Source material:
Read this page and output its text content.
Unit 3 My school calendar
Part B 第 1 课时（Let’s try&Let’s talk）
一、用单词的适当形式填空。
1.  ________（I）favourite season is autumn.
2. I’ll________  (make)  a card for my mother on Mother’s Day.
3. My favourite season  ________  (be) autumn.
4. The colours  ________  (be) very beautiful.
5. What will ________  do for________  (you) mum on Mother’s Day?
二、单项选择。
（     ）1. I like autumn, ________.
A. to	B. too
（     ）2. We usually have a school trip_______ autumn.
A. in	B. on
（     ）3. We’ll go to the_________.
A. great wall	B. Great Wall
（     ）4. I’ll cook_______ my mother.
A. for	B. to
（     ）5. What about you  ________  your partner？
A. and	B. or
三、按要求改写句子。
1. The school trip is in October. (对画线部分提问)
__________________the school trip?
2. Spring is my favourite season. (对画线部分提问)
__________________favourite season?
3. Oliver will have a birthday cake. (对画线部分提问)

Task requirements:
Copy all lines of the material above where the string "will" occurs.

Output for this task:
5. What will ________  do for________  (you) mum on Mother’s Day?
3. Oliver will have a birthday cake. (对画线部分提问)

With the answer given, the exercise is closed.